**** Document extract
# Timber holes



## presnells (Dec 19, 2010)

How far are the Timber Holes from the Destin pass?


----------



## atlantacapt (Oct 2, 2007)

17-21 miles depending on whether or not your rocks are on the east side or west side. Essentially 10-12 miles south of Navarre.


----------



## presnells (Dec 19, 2010)

Are the Timber holers on a course to the Edge? I would like to fish the Edge and then stop at the Timber holes on the way in


----------



## lobsterman (Sep 30, 2007)

No they are due North of the edge about three miles.


----------



## presnells (Dec 19, 2010)

Is there any public numbers for the Edge or the Timber holes?


----------



## lobsterman (Sep 30, 2007)

There are some listed on MBT Dive Shop out of Pensacola, but I have heard their listed numbers are not necessarily close to accurate. What size boat are you fishing?


----------



## presnells (Dec 19, 2010)

22 foot Center Console


----------



## lobsterman (Sep 30, 2007)

The Timbers are about half way between Destin and Pensacola.


----------



## presnells (Dec 19, 2010)

What is the timber holes?


----------



## lobsterman (Sep 30, 2007)

The theory of the Timberholes is the old Tree line long long ago. Now the holes have cleared out the tree debris and are open holes there are also rock formations and ledges and wrecks in the area..


----------



## tailfisher (Oct 7, 2007)

post some numbers George , I know you have some good one's.


----------



## billin (Oct 14, 2007)

*Timber*

23 miles southwest of the west jetty green marker and start watching your bottom machine in 125 feet of water there is stuff all over the place out there


----------



## inshorecatch (Oct 1, 2007)

tailfisher said:


> post some numbers George , I know you have some good one's.


we know you dont have any
TIMBER HOLES 
30 09.809
86 53.483

TIMBER HOLE 


30 09.930
86 54.634

TIMBER HOLE 


30 07.409
87 01.474

TIMBER HOLE 


30 07.508
87 01.631

TIMBER HOLE 


30 07.262
87 01.389

TIMBER HOLES 


30 11.134
86 51.534


----------



## lobsterman (Sep 30, 2007)

tailfisher said:


> post some numbers George , I know you have some good one's.


 
:thumbsup::whistling::yes:


----------



## submariner (Oct 2, 2007)

Inshorecatch, didn't know it was that easy--- just ask and you will recieve Just kidding it was veryyyyyyyyyyyyy nice to post the numbers


----------



## alm (Aug 23, 2008)

Inshorecatch could you please delete my new numbers because i dont want ever body fishing them.


----------



## submariner (Oct 2, 2007)

alm said:


> Inshorecatch could you please delete my new numbers because i dont want ever body fishing them.


 Thanks for the chuckle :whistling:


----------



## lobsterman (Sep 30, 2007)
********
- Your goal -
Give the passage of the Timber Holes thread again, starting with "## billin (Oct" and going on through "(Oct 1, 2007)", and swap "bottom machine" for "depth finder".
**** Information shown
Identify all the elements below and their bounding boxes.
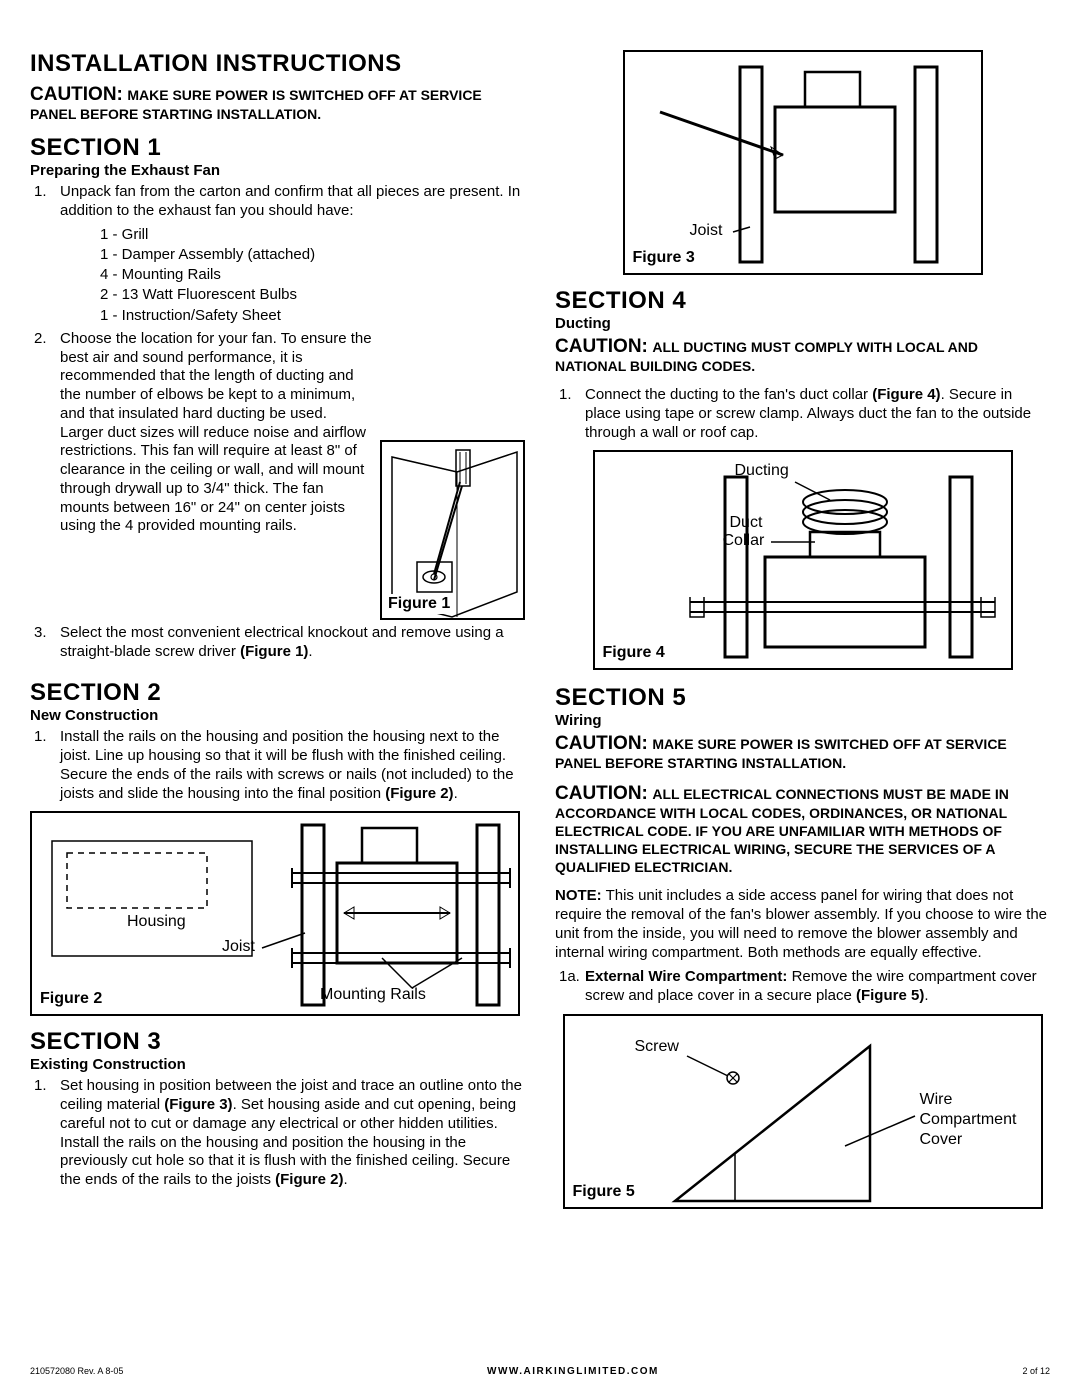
********
- Problem solution -
## billin (Oct 14, 2007)

*Timber*

23 miles southwest of the west jetty green marker and start watching your depth finder in 125 feet of water there is stuff all over the place out there


----------



## inshorecatch (Oct 1, 2007)